Directive
Print all of the data exactly.

--

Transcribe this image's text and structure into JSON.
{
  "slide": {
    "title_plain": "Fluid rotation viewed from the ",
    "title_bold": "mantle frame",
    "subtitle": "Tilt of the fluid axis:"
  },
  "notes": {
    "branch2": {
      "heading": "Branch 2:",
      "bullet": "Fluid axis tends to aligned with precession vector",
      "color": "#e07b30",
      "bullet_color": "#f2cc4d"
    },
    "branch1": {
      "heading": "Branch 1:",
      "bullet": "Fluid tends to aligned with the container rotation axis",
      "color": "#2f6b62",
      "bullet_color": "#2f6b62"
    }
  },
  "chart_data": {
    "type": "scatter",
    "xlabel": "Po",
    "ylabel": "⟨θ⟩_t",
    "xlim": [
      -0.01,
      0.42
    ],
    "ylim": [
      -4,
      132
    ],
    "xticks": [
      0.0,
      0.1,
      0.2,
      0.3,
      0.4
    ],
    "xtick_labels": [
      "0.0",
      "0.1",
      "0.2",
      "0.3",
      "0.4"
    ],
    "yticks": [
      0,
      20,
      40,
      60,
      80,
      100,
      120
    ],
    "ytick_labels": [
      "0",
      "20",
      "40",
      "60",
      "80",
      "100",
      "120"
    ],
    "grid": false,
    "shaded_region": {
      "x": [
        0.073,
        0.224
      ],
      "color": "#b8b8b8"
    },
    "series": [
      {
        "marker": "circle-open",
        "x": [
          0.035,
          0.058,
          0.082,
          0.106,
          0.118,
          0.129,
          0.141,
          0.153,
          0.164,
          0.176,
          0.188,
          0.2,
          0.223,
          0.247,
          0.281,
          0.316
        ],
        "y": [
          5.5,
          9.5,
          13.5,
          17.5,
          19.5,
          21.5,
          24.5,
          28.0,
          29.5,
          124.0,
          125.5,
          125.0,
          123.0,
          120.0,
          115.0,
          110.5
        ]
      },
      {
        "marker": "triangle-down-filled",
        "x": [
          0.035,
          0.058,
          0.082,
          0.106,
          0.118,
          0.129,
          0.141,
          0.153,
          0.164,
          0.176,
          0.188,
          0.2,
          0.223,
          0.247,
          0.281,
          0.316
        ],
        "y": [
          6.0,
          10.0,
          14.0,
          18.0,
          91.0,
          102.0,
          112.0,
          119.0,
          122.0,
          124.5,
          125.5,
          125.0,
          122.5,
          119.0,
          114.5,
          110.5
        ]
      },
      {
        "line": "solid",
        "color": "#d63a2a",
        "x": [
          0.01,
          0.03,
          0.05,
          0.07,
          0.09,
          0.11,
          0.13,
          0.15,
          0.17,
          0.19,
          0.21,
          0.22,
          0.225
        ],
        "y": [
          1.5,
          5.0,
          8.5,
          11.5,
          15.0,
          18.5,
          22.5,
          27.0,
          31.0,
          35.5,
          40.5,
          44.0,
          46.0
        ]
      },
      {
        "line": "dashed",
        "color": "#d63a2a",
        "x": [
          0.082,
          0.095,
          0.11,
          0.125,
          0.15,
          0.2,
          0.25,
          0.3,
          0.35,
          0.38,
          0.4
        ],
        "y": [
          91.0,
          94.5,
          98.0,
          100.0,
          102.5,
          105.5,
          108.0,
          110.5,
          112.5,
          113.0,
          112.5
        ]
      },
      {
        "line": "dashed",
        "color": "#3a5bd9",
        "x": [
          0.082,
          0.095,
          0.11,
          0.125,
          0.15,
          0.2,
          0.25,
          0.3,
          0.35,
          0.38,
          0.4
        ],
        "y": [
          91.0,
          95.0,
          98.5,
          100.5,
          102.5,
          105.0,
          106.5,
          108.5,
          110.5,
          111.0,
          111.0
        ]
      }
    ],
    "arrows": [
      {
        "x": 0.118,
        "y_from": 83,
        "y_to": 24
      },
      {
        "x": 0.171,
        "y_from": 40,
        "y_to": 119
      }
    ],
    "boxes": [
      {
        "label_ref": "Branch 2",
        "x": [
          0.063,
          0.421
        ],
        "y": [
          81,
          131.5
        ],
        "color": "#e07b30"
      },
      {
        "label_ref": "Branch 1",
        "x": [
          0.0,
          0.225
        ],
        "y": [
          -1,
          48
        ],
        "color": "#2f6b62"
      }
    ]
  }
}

--

Written solution
Transcribe this image's text and structure into JSON.
{
  "slide": {
    "title_plain": "Fluid rotation viewed from the ",
    "title_bold": "mantle frame",
    "subtitle": "Tilt of the fluid axis:"
  },
  "notes": {
    "branch2": {
      "heading": "Branch 2:",
      "bullet": "Fluid axis tends to aligned with precession vector",
      "color": "#e07b30",
      "bullet_color": "#f2cc4d"
    },
    "branch1": {
      "heading": "Branch 1:",
      "bullet": "Fluid tends to aligned with the container rotation axis",
      "color": "#2f6b62",
      "bullet_color": "#2f6b62"
    }
  },
  "chart_data": {
    "type": "scatter",
    "xlabel": "Po",
    "ylabel": "⟨θ⟩_t",
    "xlim": [
      -0.01,
      0.42
    ],
    "ylim": [
      -4,
      132
    ],
    "xticks": [
      0.0,
      0.1,
      0.2,
      0.3,
      0.4
    ],
    "xtick_labels": [
      "0.0",
      "0.1",
      "0.2",
      "0.3",
      "0.4"
    ],
    "yticks": [
      0,
      20,
      40,
      60,
      80,
      100,
      120
    ],
    "ytick_labels": [
      "0",
      "20",
      "40",
      "60",
      "80",
      "100",
      "120"
    ],
    "grid": false,
    "shaded_region": {
      "x": [
        0.073,
        0.224
      ],
      "color": "#b8b8b8"
    },
    "series": [
      {
        "marker": "circle-open",
        "x": [
          0.035,
          0.058,
          0.082,
          0.106,
          0.118,
          0.129,
          0.141,
          0.153,
          0.164,
          0.176,
          0.188,
          0.2,
          0.223,
          0.247,
          0.281,
          0.316
        ],
        "y": [
          5.5,
          9.5,
          13.5,
          17.5,
          19.5,
          21.5,
          24.5,
          28.0,
          29.5,
          124.0,
          125.5,
          125.0,
          123.0,
          120.0,
          115.0,
          110.5
        ]
      },
      {
        "marker": "triangle-down-filled",
        "x": [
          0.035,
          0.058,
          0.082,
          0.106,
          0.118,
          0.129,
          0.141,
          0.153,
          0.164,
          0.176,
          0.188,
          0.2,
          0.223,
          0.247,
          0.281,
          0.316
        ],
        "y": [
          6.0,
          10.0,
          14.0,
          18.0,
          91.0,
          102.0,
          112.0,
          119.0,
          122.0,
          124.5,
          125.5,
          125.0,
          122.5,
          119.0,
          114.5,
          110.5
        ]
      },
      {
        "line": "solid",
        "color": "#d63a2a",
        "x": [
          0.01,
          0.03,
          0.05,
          0.07,
          0.09,
          0.11,
          0.13,
          0.15,
          0.17,
          0.19,
          0.21,
          0.22,
          0.225
        ],
        "y": [
          1.5,
          5.0,
          8.5,
          11.5,
          15.0,
          18.5,
          22.5,
          27.0,
          31.0,
          35.5,
          40.5,
          44.0,
          46.0
        ]
      },
      {
        "line": "dashed",
        "color": "#d63a2a",
        "x": [
          0.082,
          0.095,
          0.11,
          0.125,
          0.15,
          0.2,
          0.25,
          0.3,
          0.35,
          0.38,
          0.4
        ],
        "y": [
          91.0,
          94.5,
          98.0,
          100.0,
          102.5,
          105.5,
          108.0,
          110.5,
          112.5,
          113.0,
          112.5
        ]
      },
      {
        "line": "dashed",
        "color": "#3a5bd9",
        "x": [
          0.082,
          0.095,
          0.11,
          0.125,
          0.15,
          0.2,
          0.25,
          0.3,
          0.35,
          0.38,
          0.4
        ],
        "y": [
          91.0,
          95.0,
          98.5,
          100.5,
          102.5,
          105.0,
          106.5,
          108.5,
          110.5,
          111.0,
          111.0
        ]
      }
    ],
    "arrows": [
      {
        "x": 0.118,
        "y_from": 83,
        "y_to": 24
      },
      {
        "x": 0.171,
        "y_from": 40,
        "y_to": 119
      }
    ],
    "boxes": [
      {
        "label_ref": "Branch 2",
        "x": [
          0.063,
          0.421
        ],
        "y": [
          81,
          131.5
        ],
        "color": "#e07b30"
      },
      {
        "label_ref": "Branch 1",
        "x": [
          0.0,
          0.225
        ],
        "y": [
          -1,
          48
        ],
        "color": "#2f6b62"
      }
    ]
  }
}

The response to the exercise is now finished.